● **Instructions for the task**: Pick out each line in these entries that contains the string "subtitle".

● **Data for the task**:

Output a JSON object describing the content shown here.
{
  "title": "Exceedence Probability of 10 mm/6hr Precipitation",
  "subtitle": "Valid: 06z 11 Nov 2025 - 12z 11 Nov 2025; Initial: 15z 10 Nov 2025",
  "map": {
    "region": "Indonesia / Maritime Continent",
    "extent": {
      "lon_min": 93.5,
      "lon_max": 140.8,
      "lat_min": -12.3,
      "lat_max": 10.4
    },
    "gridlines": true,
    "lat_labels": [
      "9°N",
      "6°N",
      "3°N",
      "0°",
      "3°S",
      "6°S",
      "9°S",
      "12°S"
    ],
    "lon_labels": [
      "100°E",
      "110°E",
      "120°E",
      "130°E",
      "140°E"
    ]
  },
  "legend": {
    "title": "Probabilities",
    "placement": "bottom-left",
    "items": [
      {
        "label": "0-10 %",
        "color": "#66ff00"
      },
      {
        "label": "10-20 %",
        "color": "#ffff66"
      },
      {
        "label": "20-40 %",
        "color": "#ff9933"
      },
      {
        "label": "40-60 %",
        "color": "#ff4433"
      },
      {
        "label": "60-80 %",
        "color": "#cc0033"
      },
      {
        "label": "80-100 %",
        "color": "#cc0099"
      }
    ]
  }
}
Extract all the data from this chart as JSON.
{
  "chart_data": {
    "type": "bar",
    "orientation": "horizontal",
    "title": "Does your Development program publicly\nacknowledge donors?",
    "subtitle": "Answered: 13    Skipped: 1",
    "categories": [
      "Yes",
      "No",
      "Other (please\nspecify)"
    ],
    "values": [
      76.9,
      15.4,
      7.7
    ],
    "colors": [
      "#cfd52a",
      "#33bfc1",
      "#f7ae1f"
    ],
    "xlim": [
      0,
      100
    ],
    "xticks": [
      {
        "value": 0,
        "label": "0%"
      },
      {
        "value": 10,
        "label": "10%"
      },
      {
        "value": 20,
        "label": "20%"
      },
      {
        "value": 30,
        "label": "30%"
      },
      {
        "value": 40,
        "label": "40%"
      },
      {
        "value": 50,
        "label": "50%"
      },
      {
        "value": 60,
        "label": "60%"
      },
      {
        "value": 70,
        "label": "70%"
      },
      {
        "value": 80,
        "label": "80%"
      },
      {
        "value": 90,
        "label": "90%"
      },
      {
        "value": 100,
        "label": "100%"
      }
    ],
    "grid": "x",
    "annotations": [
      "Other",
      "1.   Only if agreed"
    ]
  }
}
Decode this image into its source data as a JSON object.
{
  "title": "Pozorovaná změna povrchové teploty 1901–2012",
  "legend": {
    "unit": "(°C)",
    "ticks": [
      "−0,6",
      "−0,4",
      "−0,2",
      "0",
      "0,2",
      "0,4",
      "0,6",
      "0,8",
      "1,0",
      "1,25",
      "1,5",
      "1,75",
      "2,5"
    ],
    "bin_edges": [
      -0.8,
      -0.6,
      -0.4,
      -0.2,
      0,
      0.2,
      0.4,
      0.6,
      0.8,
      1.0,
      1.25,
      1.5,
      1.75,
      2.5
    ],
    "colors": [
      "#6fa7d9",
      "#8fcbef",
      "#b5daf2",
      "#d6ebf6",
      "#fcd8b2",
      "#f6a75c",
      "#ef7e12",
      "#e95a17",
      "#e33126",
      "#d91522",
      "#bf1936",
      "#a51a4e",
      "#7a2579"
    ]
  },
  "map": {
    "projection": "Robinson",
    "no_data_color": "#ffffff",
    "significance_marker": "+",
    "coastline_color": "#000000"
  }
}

● **Response**:
  "subtitle": "Valid: 06z 11 Nov 2025 - 12z 11 Nov 2025; Initial: 15z 10 Nov 2025",
    "subtitle": "Answered: 13    Skipped: 1",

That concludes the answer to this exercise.